• [Recorded data]
--- START ---

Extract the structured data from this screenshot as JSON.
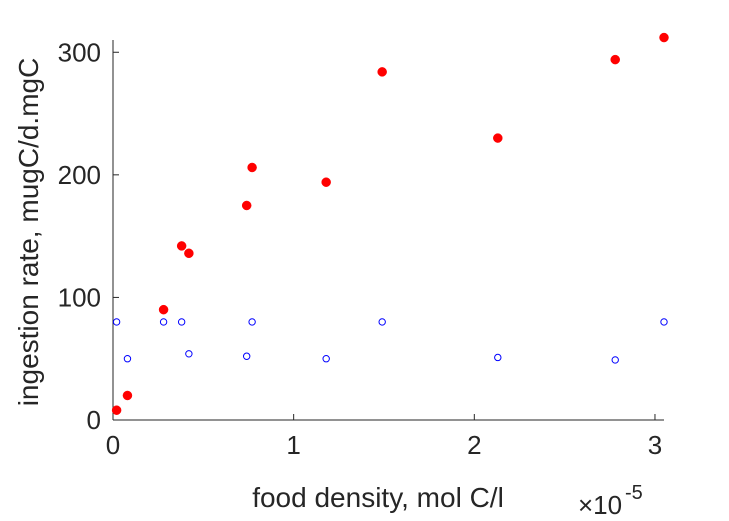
{
  "chart_data": {
    "type": "scatter",
    "title": "",
    "xlabel": "food density, mol C/l",
    "ylabel": "ingestion rate, mugC/d.mgC",
    "x_exponent": {
      "base": "×10",
      "power": "-5"
    },
    "xlim": [
      0,
      3.05
    ],
    "ylim": [
      0,
      310
    ],
    "xticks": [
      0,
      1,
      2,
      3
    ],
    "yticks": [
      0,
      100,
      200,
      300
    ],
    "grid": false,
    "legend": "none",
    "series": [
      {
        "marker": "filled-circle",
        "color": "#ff0000",
        "x": [
          0.02,
          0.08,
          0.28,
          0.38,
          0.42,
          0.74,
          0.77,
          1.18,
          1.49,
          2.13,
          2.78,
          3.05
        ],
        "y": [
          8,
          20,
          90,
          142,
          136,
          175,
          206,
          194,
          284,
          230,
          294,
          312
        ]
      },
      {
        "marker": "open-circle",
        "color": "#0000ff",
        "x": [
          0.02,
          0.08,
          0.28,
          0.38,
          0.42,
          0.74,
          0.77,
          1.18,
          1.49,
          2.13,
          2.78,
          3.05
        ],
        "y": [
          80,
          50,
          80,
          80,
          54,
          52,
          80,
          50,
          80,
          51,
          49,
          80
        ]
      }
    ]
  }
}
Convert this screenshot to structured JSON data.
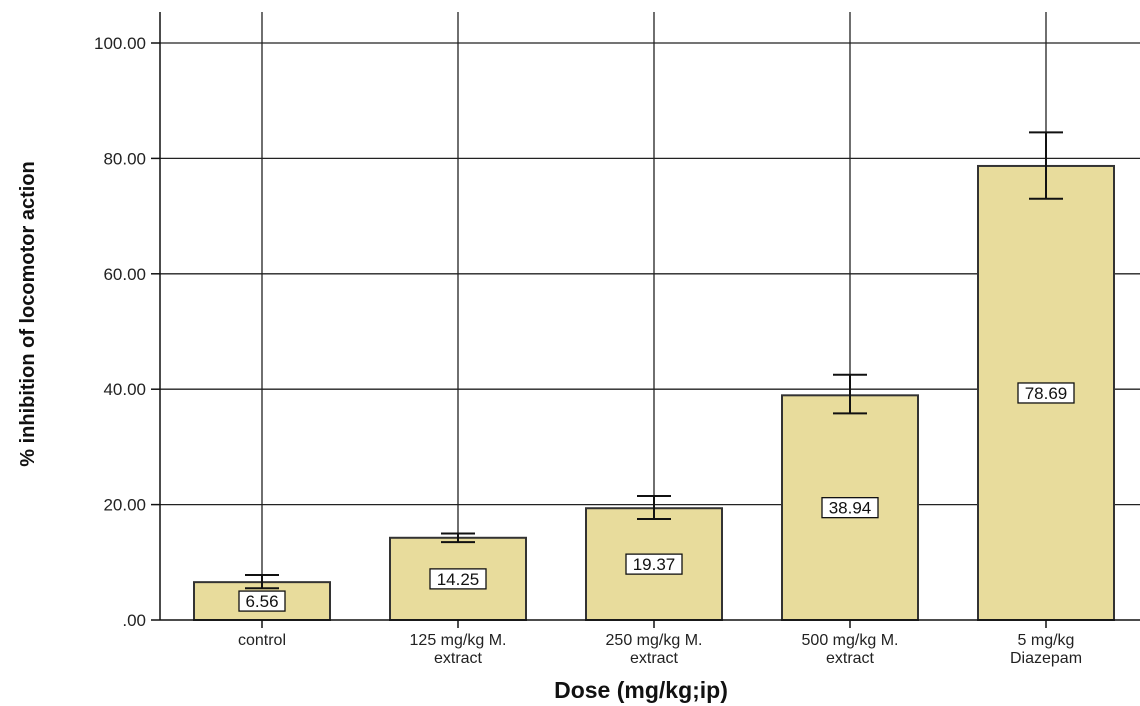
{
  "chart_data": {
    "type": "bar",
    "categories": [
      [
        "control"
      ],
      [
        "125 mg/kg M.",
        "extract"
      ],
      [
        "250 mg/kg M.",
        "extract"
      ],
      [
        "500 mg/kg M.",
        "extract"
      ],
      [
        "5 mg/kg",
        "Diazepam"
      ]
    ],
    "values": [
      6.56,
      14.25,
      19.37,
      38.94,
      78.69
    ],
    "data_labels": [
      "6.56",
      "14.25",
      "19.37",
      "38.94",
      "78.69"
    ],
    "error_bars": [
      {
        "low": 5.5,
        "high": 7.8
      },
      {
        "low": 13.5,
        "high": 15.0
      },
      {
        "low": 17.5,
        "high": 21.5
      },
      {
        "low": 35.8,
        "high": 42.5
      },
      {
        "low": 73.0,
        "high": 84.5
      }
    ],
    "xlabel": "Dose (mg/kg;ip)",
    "ylabel": "% inhibition of locomotor action",
    "ylim": [
      0,
      100
    ],
    "yticks": [
      0,
      20,
      40,
      60,
      80,
      100
    ],
    "ytick_labels": [
      ".00",
      "20.00",
      "40.00",
      "60.00",
      "80.00",
      "100.00"
    ],
    "grid": true,
    "colors": {
      "bar_fill": "#e8dc9c",
      "bar_stroke": "#333333",
      "grid": "#222222"
    }
  }
}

--- END ---

• [Description of the task] Go through the listing above and write it all out exactly, leaving out any picture.

• [Response to the task]
Extract the structured data from this screenshot as JSON.
{
  "chart_data": {
    "type": "scatter",
    "title": "",
    "xlabel": "food density, mol C/l",
    "ylabel": "ingestion rate, mugC/d.mgC",
    "x_exponent": {
      "base": "×10",
      "power": "-5"
    },
    "xlim": [
      0,
      3.05
    ],
    "ylim": [
      0,
      310
    ],
    "xticks": [
      0,
      1,
      2,
      3
    ],
    "yticks": [
      0,
      100,
      200,
      300
    ],
    "grid": false,
    "legend": "none",
    "series": [
      {
        "marker": "filled-circle",
        "color": "#ff0000",
        "x": [
          0.02,
          0.08,
          0.28,
          0.38,
          0.42,
          0.74,
          0.77,
          1.18,
          1.49,
          2.13,
          2.78,
          3.05
        ],
        "y": [
          8,
          20,
          90,
          142,
          136,
          175,
          206,
          194,
          284,
          230,
          294,
          312
        ]
      },
      {
        "marker": "open-circle",
        "color": "#0000ff",
        "x": [
          0.02,
          0.08,
          0.28,
          0.38,
          0.42,
          0.74,
          0.77,
          1.18,
          1.49,
          2.13,
          2.78,
          3.05
        ],
        "y": [
          80,
          50,
          80,
          80,
          54,
          52,
          80,
          50,
          80,
          51,
          49,
          80
        ]
      }
    ]
  }
}
Convert this screenshot to structured JSON data.
{
  "chart_data": {
    "type": "bar",
    "categories": [
      [
        "control"
      ],
      [
        "125 mg/kg M.",
        "extract"
      ],
      [
        "250 mg/kg M.",
        "extract"
      ],
      [
        "500 mg/kg M.",
        "extract"
      ],
      [
        "5 mg/kg",
        "Diazepam"
      ]
    ],
    "values": [
      6.56,
      14.25,
      19.37,
      38.94,
      78.69
    ],
    "data_labels": [
      "6.56",
      "14.25",
      "19.37",
      "38.94",
      "78.69"
    ],
    "error_bars": [
      {
        "low": 5.5,
        "high": 7.8
      },
      {
        "low": 13.5,
        "high": 15.0
      },
      {
        "low": 17.5,
        "high": 21.5
      },
      {
        "low": 35.8,
        "high": 42.5
      },
      {
        "low": 73.0,
        "high": 84.5
      }
    ],
    "xlabel": "Dose (mg/kg;ip)",
    "ylabel": "% inhibition of locomotor action",
    "ylim": [
      0,
      100
    ],
    "yticks": [
      0,
      20,
      40,
      60,
      80,
      100
    ],
    "ytick_labels": [
      ".00",
      "20.00",
      "40.00",
      "60.00",
      "80.00",
      "100.00"
    ],
    "grid": true,
    "colors": {
      "bar_fill": "#e8dc9c",
      "bar_stroke": "#333333",
      "grid": "#222222"
    }
  }
}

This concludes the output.